- SUPPLIED TEXT

Barge & backhoe at Kraemer

1. A backhoe unloads dredge materials from a barge at the Edward Kraemer site on the lower Minnesota River.

2. Rivers and Harbors Acts through the years authorize river dredging.

3. A chart of commercial terminals on the river.

4. Origins of the District, as spelled out in 1999 District plan.

5. Economic impact of barge traffic on the lower Minn.

the district's perspective:
we have our roots in dredging

Current Scott County manager and engineer from 1960 through 2002, Larry Samstad, recalls how the Lower Minnesota River Watershed District (LMRWD) began as a response to a federal directive for river channel maintenance.

In 1960 the second district in the state and nation, the LMRWD was set up as a self-governing, independent entity to help control water resources for commercial, esthetic, natural, and recreational purposes.

In order for the Corps to acquire jurisdictional authority over the LMRWD — and not to have to go separately to “five different counties,” says Samstad, “and 17 different municipalities” it needed a sponsor like the District that would be responsible for “streamlining the Corps’ acquisition of land rights.”

To create the nine-foot channel, the Corps had to acquire private river bottom property from two reluctant private owners and straighten three big bends in that property under the present 494 bridge. After that, it was responsible for dredging the main channel to a nine-foot depth and developing sites for depositing the dredge materials

Channel maintenance was a fairly uncomplicated affair in the early days of the District, but the original main site, on the north shore of the river in Bloomington, was put out of commission by a couple of forces — one developmental, the other environmental.

The city of Bloomington was developing rapidly and needed the land where the dredge materials were being deposited. And the environmental movement was expanding, too, all across the nation, and making the work of the COE more difficult … and more responsive to the citizens’ will.

In 1974, for example, the Great River Environmental Action Team (GREAT) was formed as a “broad-based, federal-state task force organized to develop a coordinated and balanced plan for managing the resources of the upper Mississippi River valley.” GREAT was concerned, among other things, with the way that the COE had been managing dredge site materials. 

To this point, the Corps had been placing material along river shorelines, which other resource agencies believed was threatening native flora and fauna. The GREAT Study also made recommendations for tributary rivers authorized by the COE, such as the Minnesota and St. Croix. GREAT’s concerns naturally filtered down to other groups concerned with other rivers, including the Minnesota.

In an age of greater population and development, on the one hand, and greater environmental awareness, on the other, the local COE was forced to go more slowly and deliberately.

Since the late 1970s the COE has been depositing materials dredged from certain sites near Savage at Edward Kraemer and Sons on the river, at 35W. A self-described “diverse general contractor and construction-aggregates supplier,” Kraemer sells the dredge materials to contractors for fill and other beneficial uses. However, for the past decade at least, the site has not been adequate to handle all dredged materials, including private channel dredgings, and so the District has been searching for suitable additional dredge material sites.

This process is long and complex, requiring delegate negotiations with both private and public land owners. When negotiations are concluded, you’ll hear about the results in these pages.

- REQUIRED TASKS
1 - According to the watershed district text, where has the COE deposited materials dredged from certain sites near Savage since the late 1970s?
2 - Please extract a passage from the watershed district text word for word, beginning at the words that have "The city of" and stopping after "the citizens’ will.".

- SOURCE MATERIAL
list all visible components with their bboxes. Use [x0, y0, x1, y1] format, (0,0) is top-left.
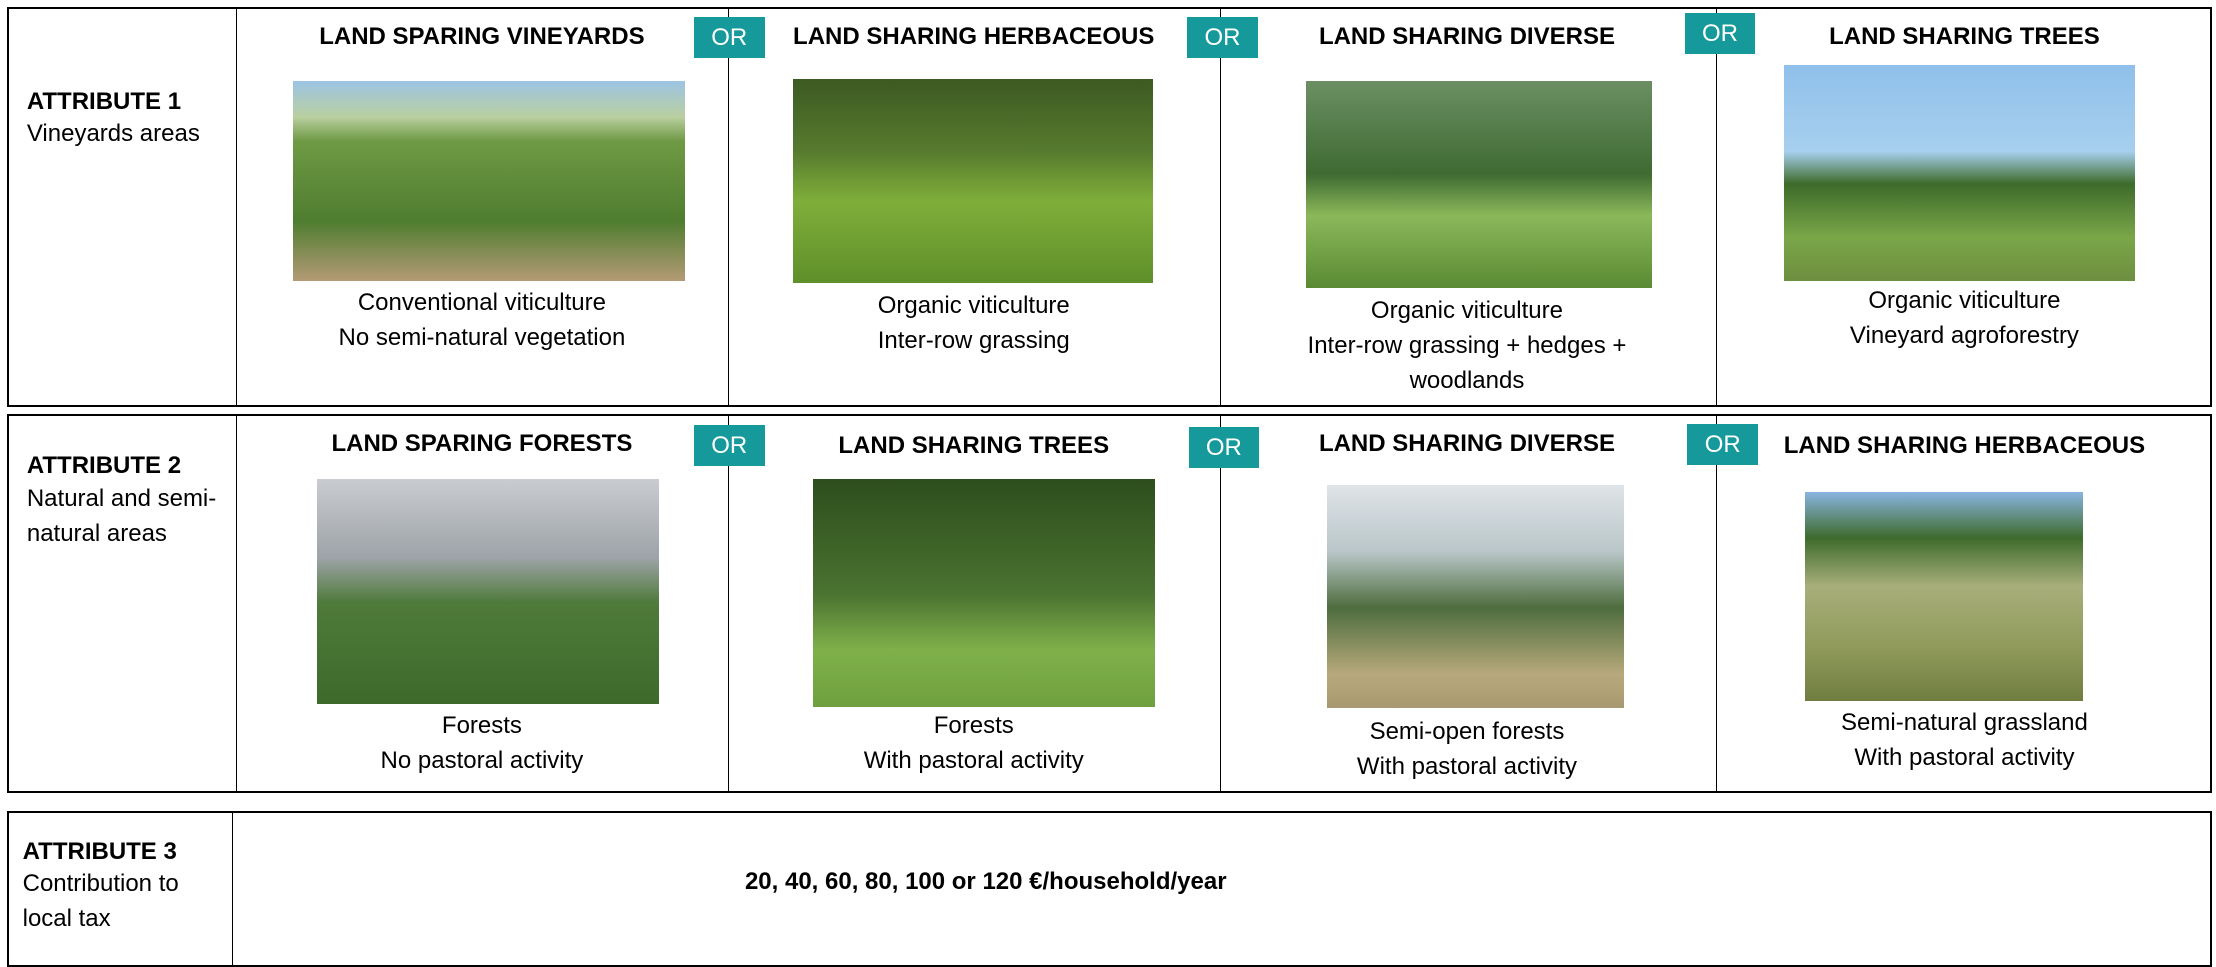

- TASK RESULTS
1 - At Edward Kraemer and Sons on the river, at 35W.

2 -
The city of Bloomington was developing rapidly and needed the land where the dredge materials were being deposited. And the environmental movement was expanding, too, all across the nation, and making the work of the COE more difficult … and more responsive to the citizens’ will.